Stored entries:
────

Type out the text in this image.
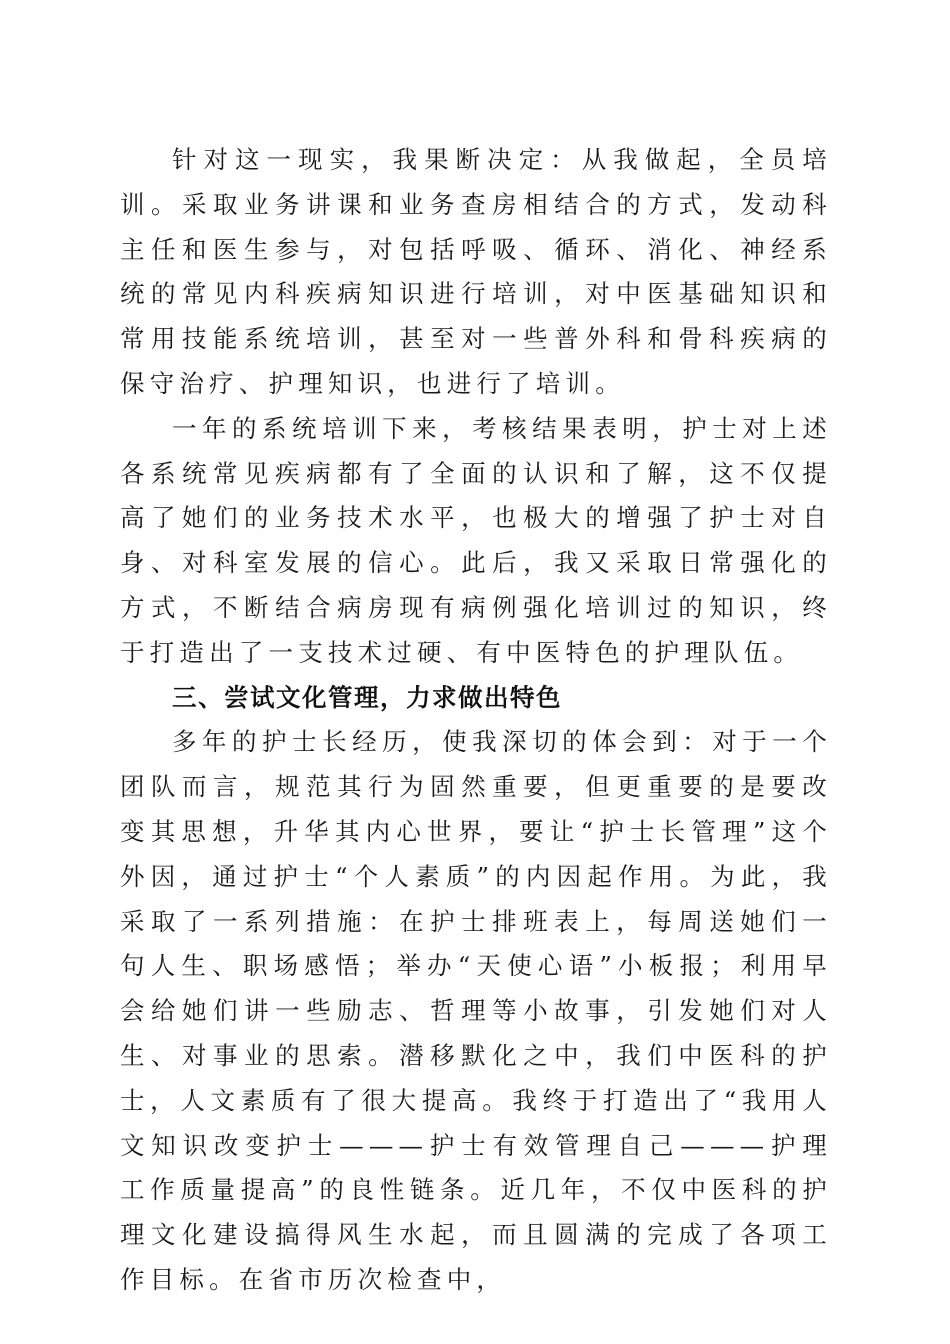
针对这一现实，我果断决定：从我做起，全员培训。采取业务讲课和业务查房相结合的方式，发动科主任和医生参与，对包括呼吸、循环、消化、神经系统的常见内科疾病知识进行培训，对中医基础知识和常用技能系统培训，甚至对一些普外科和骨科疾病的保守治疗、护理知识，也进行了培训。

一年的系统培训下来，考核结果表明，护士对上述各系统常见疾病都有了全面的认识和了解，这不仅提高了她们的业务技术水平，也极大的增强了护士对自身、对科室发展的信心。此后，我又采取日常强化的方式，不断结合病房现有病例强化培训过的知识，终于打造出了一支技术过硬、有中医特色的护理队伍。

三、尝试文化管理，力求做出特色

多年的护士长经历，使我深切的体会到：对于一个团队而言，规范其行为固然重要，但更重要的是要改变其思想，升华其内心世界，要让“护士长管理”这个外因，通过护士“个人素质”的内因起作用。为此，我采取了一系列措施：在护士排班表上，每周送她们一句人生、职场感悟；举办“天使心语”小板报；利用早会给她们讲一些励志、哲理等小故事，引发她们对人生、对事业的思索。潜移默化之中，我们中医科的护士，人文素质有了很大提高。我终于打造出了“我用人文知识改变护士———护士有效管理自己———护理工作质量提高”的良性链条。近几年，不仅中医科的护理文化建设搞得风生水起，而且圆满的完成了各项工作目标。在省市历次检查中，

────

- [PROBLEM REQUIREMENTS] Copy every line above word for word and exclude the pictures.

- [PROBLEM SOLUTION]
Type out the text in this image.
针对这一现实，我果断决定：从我做起，全员培训。采取业务讲课和业务查房相结合的方式，发动科主任和医生参与，对包括呼吸、循环、消化、神经系统的常见内科疾病知识进行培训，对中医基础知识和常用技能系统培训，甚至对一些普外科和骨科疾病的保守治疗、护理知识，也进行了培训。

一年的系统培训下来，考核结果表明，护士对上述各系统常见疾病都有了全面的认识和了解，这不仅提高了她们的业务技术水平，也极大的增强了护士对自身、对科室发展的信心。此后，我又采取日常强化的方式，不断结合病房现有病例强化培训过的知识，终于打造出了一支技术过硬、有中医特色的护理队伍。

三、尝试文化管理，力求做出特色

多年的护士长经历，使我深切的体会到：对于一个团队而言，规范其行为固然重要，但更重要的是要改变其思想，升华其内心世界，要让“护士长管理”这个外因，通过护士“个人素质”的内因起作用。为此，我采取了一系列措施：在护士排班表上，每周送她们一句人生、职场感悟；举办“天使心语”小板报；利用早会给她们讲一些励志、哲理等小故事，引发她们对人生、对事业的思索。潜移默化之中，我们中医科的护士，人文素质有了很大提高。我终于打造出了“我用人文知识改变护士———护士有效管理自己———护理工作质量提高”的良性链条。近几年，不仅中医科的护理文化建设搞得风生水起，而且圆满的完成了各项工作目标。在省市历次检查中，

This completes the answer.